> _THE INPUT_
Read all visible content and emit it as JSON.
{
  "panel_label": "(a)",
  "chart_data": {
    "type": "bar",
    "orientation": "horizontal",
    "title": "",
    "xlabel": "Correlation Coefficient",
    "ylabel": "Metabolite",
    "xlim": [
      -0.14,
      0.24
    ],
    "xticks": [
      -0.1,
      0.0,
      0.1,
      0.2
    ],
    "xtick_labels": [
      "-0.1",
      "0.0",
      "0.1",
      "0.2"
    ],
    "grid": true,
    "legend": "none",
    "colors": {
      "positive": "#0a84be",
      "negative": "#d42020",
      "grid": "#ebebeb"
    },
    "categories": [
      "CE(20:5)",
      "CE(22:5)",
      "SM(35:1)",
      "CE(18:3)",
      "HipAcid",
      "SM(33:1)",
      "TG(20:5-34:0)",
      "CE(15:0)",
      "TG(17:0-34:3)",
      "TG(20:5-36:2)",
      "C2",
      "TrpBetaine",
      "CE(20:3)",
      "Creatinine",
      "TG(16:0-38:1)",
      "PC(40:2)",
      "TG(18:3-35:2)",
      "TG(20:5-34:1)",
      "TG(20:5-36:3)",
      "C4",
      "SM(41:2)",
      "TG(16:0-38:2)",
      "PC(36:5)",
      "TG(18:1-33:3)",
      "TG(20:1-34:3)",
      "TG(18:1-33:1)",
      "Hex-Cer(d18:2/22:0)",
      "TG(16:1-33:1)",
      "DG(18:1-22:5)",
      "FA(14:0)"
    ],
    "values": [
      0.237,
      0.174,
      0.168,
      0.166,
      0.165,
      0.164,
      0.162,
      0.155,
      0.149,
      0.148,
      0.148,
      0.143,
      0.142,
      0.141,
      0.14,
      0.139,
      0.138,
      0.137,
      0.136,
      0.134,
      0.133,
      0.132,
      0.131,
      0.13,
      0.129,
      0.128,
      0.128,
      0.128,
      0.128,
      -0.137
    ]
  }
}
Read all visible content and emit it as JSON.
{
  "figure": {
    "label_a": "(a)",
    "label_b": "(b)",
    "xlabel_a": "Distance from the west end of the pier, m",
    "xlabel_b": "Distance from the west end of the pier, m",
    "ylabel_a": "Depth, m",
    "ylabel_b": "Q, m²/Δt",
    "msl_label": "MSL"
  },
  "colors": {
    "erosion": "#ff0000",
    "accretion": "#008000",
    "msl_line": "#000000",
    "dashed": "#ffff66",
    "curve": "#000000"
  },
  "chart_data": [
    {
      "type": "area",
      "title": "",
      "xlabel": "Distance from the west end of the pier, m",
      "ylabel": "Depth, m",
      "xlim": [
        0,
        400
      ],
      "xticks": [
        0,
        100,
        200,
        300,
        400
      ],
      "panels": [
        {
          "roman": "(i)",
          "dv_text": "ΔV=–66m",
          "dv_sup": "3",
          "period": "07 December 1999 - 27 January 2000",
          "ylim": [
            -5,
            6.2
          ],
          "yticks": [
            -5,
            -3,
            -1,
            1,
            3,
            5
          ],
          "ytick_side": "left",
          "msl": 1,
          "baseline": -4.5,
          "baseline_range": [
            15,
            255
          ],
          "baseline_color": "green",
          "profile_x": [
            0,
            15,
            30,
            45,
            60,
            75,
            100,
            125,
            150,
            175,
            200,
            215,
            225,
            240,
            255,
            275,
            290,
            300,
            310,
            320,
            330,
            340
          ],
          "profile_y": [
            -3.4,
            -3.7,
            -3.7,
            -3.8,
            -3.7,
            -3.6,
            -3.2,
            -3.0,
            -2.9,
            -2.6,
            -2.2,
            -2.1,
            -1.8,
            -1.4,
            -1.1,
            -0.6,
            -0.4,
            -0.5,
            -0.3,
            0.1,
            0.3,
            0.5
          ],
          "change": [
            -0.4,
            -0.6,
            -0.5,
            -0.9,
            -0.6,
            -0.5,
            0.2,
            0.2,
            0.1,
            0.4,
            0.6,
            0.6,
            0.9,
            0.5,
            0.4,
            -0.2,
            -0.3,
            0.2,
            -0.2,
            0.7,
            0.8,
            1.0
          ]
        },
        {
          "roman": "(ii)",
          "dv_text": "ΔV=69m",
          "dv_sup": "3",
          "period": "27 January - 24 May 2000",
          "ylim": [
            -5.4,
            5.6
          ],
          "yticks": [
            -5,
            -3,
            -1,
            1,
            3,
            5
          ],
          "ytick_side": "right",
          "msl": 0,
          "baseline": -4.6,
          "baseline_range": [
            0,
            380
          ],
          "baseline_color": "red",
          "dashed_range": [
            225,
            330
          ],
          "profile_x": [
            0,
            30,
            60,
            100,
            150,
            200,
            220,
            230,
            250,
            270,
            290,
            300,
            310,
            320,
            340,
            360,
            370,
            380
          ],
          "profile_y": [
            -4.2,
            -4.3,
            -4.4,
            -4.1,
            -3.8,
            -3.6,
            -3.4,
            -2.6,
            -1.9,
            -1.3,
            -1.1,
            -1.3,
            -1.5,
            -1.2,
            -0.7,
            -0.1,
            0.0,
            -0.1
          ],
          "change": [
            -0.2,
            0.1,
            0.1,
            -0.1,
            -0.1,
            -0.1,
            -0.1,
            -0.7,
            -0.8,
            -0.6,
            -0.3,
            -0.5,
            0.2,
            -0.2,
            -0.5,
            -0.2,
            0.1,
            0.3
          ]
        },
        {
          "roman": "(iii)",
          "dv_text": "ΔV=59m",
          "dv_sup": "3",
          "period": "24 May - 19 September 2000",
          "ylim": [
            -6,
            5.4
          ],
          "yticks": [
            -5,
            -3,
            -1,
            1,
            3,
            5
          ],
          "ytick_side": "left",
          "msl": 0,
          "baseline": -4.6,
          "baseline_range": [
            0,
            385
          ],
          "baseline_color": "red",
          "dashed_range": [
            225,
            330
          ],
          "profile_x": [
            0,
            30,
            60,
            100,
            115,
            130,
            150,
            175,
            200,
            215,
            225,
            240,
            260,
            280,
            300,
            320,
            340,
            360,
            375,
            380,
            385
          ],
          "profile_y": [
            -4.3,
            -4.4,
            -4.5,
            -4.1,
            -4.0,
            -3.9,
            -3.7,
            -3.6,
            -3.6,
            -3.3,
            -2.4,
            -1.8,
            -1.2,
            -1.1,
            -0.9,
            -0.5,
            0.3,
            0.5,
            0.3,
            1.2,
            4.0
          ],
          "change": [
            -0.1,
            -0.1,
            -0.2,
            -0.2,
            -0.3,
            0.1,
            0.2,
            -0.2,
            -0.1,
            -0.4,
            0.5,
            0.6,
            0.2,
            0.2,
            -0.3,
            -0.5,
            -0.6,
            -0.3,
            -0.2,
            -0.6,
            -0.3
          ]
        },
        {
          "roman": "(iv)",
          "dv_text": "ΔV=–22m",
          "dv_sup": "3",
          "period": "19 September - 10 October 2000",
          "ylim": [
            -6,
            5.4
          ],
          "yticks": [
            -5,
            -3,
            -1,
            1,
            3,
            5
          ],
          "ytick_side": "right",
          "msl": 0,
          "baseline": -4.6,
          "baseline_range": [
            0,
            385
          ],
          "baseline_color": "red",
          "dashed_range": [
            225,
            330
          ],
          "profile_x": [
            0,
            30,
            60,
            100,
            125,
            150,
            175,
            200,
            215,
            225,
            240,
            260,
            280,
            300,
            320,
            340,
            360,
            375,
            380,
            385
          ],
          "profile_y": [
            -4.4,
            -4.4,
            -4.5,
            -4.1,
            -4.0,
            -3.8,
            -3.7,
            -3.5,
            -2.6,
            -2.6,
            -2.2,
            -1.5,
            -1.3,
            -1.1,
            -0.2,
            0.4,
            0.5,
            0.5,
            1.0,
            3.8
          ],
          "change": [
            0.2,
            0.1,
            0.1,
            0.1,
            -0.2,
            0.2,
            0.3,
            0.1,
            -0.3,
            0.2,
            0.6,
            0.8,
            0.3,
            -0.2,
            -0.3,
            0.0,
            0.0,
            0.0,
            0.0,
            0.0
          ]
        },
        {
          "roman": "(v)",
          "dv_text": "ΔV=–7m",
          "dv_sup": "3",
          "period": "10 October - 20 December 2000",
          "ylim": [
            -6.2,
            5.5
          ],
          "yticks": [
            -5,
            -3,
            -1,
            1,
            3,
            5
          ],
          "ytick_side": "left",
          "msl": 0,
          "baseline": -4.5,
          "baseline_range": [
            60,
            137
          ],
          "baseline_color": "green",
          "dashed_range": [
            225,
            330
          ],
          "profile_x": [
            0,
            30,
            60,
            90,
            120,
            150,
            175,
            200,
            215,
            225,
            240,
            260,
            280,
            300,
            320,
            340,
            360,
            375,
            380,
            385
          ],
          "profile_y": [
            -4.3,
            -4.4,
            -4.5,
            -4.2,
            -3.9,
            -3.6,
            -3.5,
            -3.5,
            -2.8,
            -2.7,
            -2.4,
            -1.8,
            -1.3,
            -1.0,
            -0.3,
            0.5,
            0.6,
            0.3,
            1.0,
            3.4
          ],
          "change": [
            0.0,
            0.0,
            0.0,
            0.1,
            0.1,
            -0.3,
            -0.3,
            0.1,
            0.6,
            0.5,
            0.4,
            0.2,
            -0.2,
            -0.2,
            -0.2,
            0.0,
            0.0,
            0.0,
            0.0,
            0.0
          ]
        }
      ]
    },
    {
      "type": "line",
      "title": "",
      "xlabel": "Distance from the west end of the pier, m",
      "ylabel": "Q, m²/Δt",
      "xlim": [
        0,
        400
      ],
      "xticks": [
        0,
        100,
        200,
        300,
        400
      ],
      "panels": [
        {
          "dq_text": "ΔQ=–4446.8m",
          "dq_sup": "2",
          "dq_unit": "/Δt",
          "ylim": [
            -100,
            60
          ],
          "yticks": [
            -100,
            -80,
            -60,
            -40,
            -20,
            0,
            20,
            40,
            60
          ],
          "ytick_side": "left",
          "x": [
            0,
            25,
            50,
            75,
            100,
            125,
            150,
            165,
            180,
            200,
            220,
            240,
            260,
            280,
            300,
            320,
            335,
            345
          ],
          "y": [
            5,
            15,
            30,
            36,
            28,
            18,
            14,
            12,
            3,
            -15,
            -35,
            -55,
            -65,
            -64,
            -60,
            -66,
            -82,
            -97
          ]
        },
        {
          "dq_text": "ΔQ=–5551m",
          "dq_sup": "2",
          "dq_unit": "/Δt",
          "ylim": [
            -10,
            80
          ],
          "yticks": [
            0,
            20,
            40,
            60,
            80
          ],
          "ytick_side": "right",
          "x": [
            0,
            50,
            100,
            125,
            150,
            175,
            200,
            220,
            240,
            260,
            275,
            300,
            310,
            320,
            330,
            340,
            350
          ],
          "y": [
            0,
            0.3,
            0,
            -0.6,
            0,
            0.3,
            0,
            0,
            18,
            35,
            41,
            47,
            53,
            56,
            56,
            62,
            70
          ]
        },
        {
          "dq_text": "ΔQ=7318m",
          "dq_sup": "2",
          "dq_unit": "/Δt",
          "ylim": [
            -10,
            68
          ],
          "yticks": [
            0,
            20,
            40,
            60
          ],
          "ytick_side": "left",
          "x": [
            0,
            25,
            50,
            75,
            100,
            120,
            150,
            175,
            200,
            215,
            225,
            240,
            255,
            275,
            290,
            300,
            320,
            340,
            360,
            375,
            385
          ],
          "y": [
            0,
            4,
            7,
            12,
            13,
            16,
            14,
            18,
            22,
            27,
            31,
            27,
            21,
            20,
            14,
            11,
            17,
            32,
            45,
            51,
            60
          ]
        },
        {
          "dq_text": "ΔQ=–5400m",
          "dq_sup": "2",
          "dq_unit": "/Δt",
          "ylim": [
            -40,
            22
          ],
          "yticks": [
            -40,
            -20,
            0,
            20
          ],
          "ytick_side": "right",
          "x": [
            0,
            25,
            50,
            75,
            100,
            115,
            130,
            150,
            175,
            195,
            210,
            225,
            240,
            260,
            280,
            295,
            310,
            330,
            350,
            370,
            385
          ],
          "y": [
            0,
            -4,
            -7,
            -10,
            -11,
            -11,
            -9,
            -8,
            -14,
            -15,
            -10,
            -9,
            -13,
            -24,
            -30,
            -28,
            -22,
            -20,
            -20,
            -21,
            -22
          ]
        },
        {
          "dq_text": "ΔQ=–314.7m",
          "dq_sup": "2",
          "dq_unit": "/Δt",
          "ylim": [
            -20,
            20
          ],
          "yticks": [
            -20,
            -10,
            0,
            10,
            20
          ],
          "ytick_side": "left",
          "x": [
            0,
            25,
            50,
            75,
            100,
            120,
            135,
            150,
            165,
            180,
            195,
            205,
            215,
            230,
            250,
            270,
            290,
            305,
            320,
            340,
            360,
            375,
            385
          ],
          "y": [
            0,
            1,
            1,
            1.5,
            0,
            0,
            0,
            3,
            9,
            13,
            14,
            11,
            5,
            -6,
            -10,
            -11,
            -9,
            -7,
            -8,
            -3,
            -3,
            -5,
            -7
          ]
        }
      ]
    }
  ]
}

> _STATED GOAL_
Tally the lines holding the string "from" and give only the count.

> _TASK RESPONSE_
4